What is expected
Return the listing below word for word.

============

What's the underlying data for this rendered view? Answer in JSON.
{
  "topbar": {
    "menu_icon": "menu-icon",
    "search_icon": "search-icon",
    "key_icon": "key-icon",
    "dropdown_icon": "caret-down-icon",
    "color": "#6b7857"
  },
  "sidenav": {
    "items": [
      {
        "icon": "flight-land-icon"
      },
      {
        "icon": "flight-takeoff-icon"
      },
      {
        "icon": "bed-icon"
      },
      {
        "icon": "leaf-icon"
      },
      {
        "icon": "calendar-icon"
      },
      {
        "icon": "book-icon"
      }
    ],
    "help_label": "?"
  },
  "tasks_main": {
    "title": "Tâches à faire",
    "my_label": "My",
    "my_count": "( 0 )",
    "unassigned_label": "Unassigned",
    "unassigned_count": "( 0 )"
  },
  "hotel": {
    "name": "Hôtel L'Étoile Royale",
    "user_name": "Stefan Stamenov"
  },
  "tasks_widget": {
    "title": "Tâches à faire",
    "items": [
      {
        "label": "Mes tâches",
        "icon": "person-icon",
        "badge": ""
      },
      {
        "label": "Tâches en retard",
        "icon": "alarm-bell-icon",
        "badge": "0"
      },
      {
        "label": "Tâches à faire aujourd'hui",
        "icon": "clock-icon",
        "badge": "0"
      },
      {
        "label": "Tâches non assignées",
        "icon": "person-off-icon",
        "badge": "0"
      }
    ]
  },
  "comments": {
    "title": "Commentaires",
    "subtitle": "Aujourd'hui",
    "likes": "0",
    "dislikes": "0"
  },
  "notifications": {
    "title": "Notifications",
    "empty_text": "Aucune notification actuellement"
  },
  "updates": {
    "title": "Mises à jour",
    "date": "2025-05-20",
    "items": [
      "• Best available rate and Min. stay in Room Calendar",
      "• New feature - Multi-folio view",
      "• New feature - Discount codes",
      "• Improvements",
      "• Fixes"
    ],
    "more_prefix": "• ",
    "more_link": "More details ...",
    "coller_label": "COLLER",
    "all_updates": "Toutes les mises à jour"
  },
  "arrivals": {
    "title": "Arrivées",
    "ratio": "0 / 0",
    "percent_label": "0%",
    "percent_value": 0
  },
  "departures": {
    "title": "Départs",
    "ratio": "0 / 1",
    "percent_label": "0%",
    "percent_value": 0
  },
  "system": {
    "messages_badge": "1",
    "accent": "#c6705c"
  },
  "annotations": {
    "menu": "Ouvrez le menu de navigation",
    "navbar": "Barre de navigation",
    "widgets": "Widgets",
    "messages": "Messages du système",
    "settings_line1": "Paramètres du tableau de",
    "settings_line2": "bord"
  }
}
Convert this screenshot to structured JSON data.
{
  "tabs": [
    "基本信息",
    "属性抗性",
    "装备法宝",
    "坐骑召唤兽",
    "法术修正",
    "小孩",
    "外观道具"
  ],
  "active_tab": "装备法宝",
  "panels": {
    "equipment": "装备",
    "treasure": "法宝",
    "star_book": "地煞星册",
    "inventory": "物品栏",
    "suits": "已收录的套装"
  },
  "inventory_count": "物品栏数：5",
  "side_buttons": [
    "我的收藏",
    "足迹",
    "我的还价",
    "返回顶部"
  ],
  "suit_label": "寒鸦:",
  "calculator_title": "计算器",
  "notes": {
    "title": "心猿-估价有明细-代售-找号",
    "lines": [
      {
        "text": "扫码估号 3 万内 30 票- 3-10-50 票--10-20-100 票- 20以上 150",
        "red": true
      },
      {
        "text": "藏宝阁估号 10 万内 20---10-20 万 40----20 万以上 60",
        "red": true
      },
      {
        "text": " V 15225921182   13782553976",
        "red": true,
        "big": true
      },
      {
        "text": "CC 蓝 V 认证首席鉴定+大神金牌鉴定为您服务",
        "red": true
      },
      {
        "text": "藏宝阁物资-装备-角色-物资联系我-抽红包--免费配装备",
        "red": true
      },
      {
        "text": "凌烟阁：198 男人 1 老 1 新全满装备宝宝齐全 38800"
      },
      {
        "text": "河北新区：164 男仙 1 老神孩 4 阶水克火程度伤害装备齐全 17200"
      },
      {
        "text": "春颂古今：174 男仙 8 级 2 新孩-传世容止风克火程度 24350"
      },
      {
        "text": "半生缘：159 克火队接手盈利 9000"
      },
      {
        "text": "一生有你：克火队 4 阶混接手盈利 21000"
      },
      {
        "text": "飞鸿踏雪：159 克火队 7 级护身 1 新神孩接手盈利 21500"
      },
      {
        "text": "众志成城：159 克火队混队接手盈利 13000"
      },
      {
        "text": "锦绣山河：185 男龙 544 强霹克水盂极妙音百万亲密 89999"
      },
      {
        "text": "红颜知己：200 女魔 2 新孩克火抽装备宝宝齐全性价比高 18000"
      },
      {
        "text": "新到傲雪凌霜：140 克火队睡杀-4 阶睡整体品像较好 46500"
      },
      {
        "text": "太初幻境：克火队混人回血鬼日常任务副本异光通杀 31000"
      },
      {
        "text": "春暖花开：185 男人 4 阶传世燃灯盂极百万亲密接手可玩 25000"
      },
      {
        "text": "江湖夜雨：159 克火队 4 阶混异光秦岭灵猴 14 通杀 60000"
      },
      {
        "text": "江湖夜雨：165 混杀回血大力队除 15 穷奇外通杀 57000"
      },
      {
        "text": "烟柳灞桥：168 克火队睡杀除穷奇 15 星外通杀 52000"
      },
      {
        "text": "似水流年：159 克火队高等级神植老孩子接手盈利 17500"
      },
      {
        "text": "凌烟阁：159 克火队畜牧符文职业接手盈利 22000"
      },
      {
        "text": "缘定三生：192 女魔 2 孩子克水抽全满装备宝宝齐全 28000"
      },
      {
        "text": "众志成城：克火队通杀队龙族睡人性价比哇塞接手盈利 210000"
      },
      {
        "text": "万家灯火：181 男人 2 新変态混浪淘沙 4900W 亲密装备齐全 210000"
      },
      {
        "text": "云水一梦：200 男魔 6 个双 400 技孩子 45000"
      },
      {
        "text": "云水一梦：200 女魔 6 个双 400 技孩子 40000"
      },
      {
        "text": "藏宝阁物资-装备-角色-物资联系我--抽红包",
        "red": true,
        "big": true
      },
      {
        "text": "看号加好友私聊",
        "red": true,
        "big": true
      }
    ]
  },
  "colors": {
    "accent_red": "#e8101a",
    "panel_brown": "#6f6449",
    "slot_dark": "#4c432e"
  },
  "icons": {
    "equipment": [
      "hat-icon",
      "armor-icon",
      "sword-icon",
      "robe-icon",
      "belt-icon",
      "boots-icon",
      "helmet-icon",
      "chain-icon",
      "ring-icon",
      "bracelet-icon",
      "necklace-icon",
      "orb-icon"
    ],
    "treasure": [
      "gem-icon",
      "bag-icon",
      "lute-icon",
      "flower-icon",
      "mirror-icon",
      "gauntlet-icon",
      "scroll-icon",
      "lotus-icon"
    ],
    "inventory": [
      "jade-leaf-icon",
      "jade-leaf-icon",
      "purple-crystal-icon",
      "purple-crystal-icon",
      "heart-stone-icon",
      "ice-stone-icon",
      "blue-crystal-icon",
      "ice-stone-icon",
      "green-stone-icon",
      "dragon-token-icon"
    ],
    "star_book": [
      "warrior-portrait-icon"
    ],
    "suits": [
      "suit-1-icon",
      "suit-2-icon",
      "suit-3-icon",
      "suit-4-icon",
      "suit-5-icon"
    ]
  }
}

============

Solved exercise
What's the underlying data for this rendered view? Answer in JSON.
{
  "topbar": {
    "menu_icon": "menu-icon",
    "search_icon": "search-icon",
    "key_icon": "key-icon",
    "dropdown_icon": "caret-down-icon",
    "color": "#6b7857"
  },
  "sidenav": {
    "items": [
      {
        "icon": "flight-land-icon"
      },
      {
        "icon": "flight-takeoff-icon"
      },
      {
        "icon": "bed-icon"
      },
      {
        "icon": "leaf-icon"
      },
      {
        "icon": "calendar-icon"
      },
      {
        "icon": "book-icon"
      }
    ],
    "help_label": "?"
  },
  "tasks_main": {
    "title": "Tâches à faire",
    "my_label": "My",
    "my_count": "( 0 )",
    "unassigned_label": "Unassigned",
    "unassigned_count": "( 0 )"
  },
  "hotel": {
    "name": "Hôtel L'Étoile Royale",
    "user_name": "Stefan Stamenov"
  },
  "tasks_widget": {
    "title": "Tâches à faire",
    "items": [
      {
        "label": "Mes tâches",
        "icon": "person-icon",
        "badge": ""
      },
      {
        "label": "Tâches en retard",
        "icon": "alarm-bell-icon",
        "badge": "0"
      },
      {
        "label": "Tâches à faire aujourd'hui",
        "icon": "clock-icon",
        "badge": "0"
      },
      {
        "label": "Tâches non assignées",
        "icon": "person-off-icon",
        "badge": "0"
      }
    ]
  },
  "comments": {
    "title": "Commentaires",
    "subtitle": "Aujourd'hui",
    "likes": "0",
    "dislikes": "0"
  },
  "notifications": {
    "title": "Notifications",
    "empty_text": "Aucune notification actuellement"
  },
  "updates": {
    "title": "Mises à jour",
    "date": "2025-05-20",
    "items": [
      "• Best available rate and Min. stay in Room Calendar",
      "• New feature - Multi-folio view",
      "• New feature - Discount codes",
      "• Improvements",
      "• Fixes"
    ],
    "more_prefix": "• ",
    "more_link": "More details ...",
    "coller_label": "COLLER",
    "all_updates": "Toutes les mises à jour"
  },
  "arrivals": {
    "title": "Arrivées",
    "ratio": "0 / 0",
    "percent_label": "0%",
    "percent_value": 0
  },
  "departures": {
    "title": "Départs",
    "ratio": "0 / 1",
    "percent_label": "0%",
    "percent_value": 0
  },
  "system": {
    "messages_badge": "1",
    "accent": "#c6705c"
  },
  "annotations": {
    "menu": "Ouvrez le menu de navigation",
    "navbar": "Barre de navigation",
    "widgets": "Widgets",
    "messages": "Messages du système",
    "settings_line1": "Paramètres du tableau de",
    "settings_line2": "bord"
  }
}
Convert this screenshot to structured JSON data.
{
  "tabs": [
    "基本信息",
    "属性抗性",
    "装备法宝",
    "坐骑召唤兽",
    "法术修正",
    "小孩",
    "外观道具"
  ],
  "active_tab": "装备法宝",
  "panels": {
    "equipment": "装备",
    "treasure": "法宝",
    "star_book": "地煞星册",
    "inventory": "物品栏",
    "suits": "已收录的套装"
  },
  "inventory_count": "物品栏数：5",
  "side_buttons": [
    "我的收藏",
    "足迹",
    "我的还价",
    "返回顶部"
  ],
  "suit_label": "寒鸦:",
  "calculator_title": "计算器",
  "notes": {
    "title": "心猿-估价有明细-代售-找号",
    "lines": [
      {
        "text": "扫码估号 3 万内 30 票- 3-10-50 票--10-20-100 票- 20以上 150",
        "red": true
      },
      {
        "text": "藏宝阁估号 10 万内 20---10-20 万 40----20 万以上 60",
        "red": true
      },
      {
        "text": " V 15225921182   13782553976",
        "red": true,
        "big": true
      },
      {
        "text": "CC 蓝 V 认证首席鉴定+大神金牌鉴定为您服务",
        "red": true
      },
      {
        "text": "藏宝阁物资-装备-角色-物资联系我-抽红包--免费配装备",
        "red": true
      },
      {
        "text": "凌烟阁：198 男人 1 老 1 新全满装备宝宝齐全 38800"
      },
      {
        "text": "河北新区：164 男仙 1 老神孩 4 阶水克火程度伤害装备齐全 17200"
      },
      {
        "text": "春颂古今：174 男仙 8 级 2 新孩-传世容止风克火程度 24350"
      },
      {
        "text": "半生缘：159 克火队接手盈利 9000"
      },
      {
        "text": "一生有你：克火队 4 阶混接手盈利 21000"
      },
      {
        "text": "飞鸿踏雪：159 克火队 7 级护身 1 新神孩接手盈利 21500"
      },
      {
        "text": "众志成城：159 克火队混队接手盈利 13000"
      },
      {
        "text": "锦绣山河：185 男龙 544 强霹克水盂极妙音百万亲密 89999"
      },
      {
        "text": "红颜知己：200 女魔 2 新孩克火抽装备宝宝齐全性价比高 18000"
      },
      {
        "text": "新到傲雪凌霜：140 克火队睡杀-4 阶睡整体品像较好 46500"
      },
      {
        "text": "太初幻境：克火队混人回血鬼日常任务副本异光通杀 31000"
      },
      {
        "text": "春暖花开：185 男人 4 阶传世燃灯盂极百万亲密接手可玩 25000"
      },
      {
        "text": "江湖夜雨：159 克火队 4 阶混异光秦岭灵猴 14 通杀 60000"
      },
      {
        "text": "江湖夜雨：165 混杀回血大力队除 15 穷奇外通杀 57000"
      },
      {
        "text": "烟柳灞桥：168 克火队睡杀除穷奇 15 星外通杀 52000"
      },
      {
        "text": "似水流年：159 克火队高等级神植老孩子接手盈利 17500"
      },
      {
        "text": "凌烟阁：159 克火队畜牧符文职业接手盈利 22000"
      },
      {
        "text": "缘定三生：192 女魔 2 孩子克水抽全满装备宝宝齐全 28000"
      },
      {
        "text": "众志成城：克火队通杀队龙族睡人性价比哇塞接手盈利 210000"
      },
      {
        "text": "万家灯火：181 男人 2 新変态混浪淘沙 4900W 亲密装备齐全 210000"
      },
      {
        "text": "云水一梦：200 男魔 6 个双 400 技孩子 45000"
      },
      {
        "text": "云水一梦：200 女魔 6 个双 400 技孩子 40000"
      },
      {
        "text": "藏宝阁物资-装备-角色-物资联系我--抽红包",
        "red": true,
        "big": true
      },
      {
        "text": "看号加好友私聊",
        "red": true,
        "big": true
      }
    ]
  },
  "colors": {
    "accent_red": "#e8101a",
    "panel_brown": "#6f6449",
    "slot_dark": "#4c432e"
  },
  "icons": {
    "equipment": [
      "hat-icon",
      "armor-icon",
      "sword-icon",
      "robe-icon",
      "belt-icon",
      "boots-icon",
      "helmet-icon",
      "chain-icon",
      "ring-icon",
      "bracelet-icon",
      "necklace-icon",
      "orb-icon"
    ],
    "treasure": [
      "gem-icon",
      "bag-icon",
      "lute-icon",
      "flower-icon",
      "mirror-icon",
      "gauntlet-icon",
      "scroll-icon",
      "lotus-icon"
    ],
    "inventory": [
      "jade-leaf-icon",
      "jade-leaf-icon",
      "purple-crystal-icon",
      "purple-crystal-icon",
      "heart-stone-icon",
      "ice-stone-icon",
      "blue-crystal-icon",
      "ice-stone-icon",
      "green-stone-icon",
      "dragon-token-icon"
    ],
    "star_book": [
      "warrior-portrait-icon"
    ],
    "suits": [
      "suit-1-icon",
      "suit-2-icon",
      "suit-3-icon",
      "suit-4-icon",
      "suit-5-icon"
    ]
  }
}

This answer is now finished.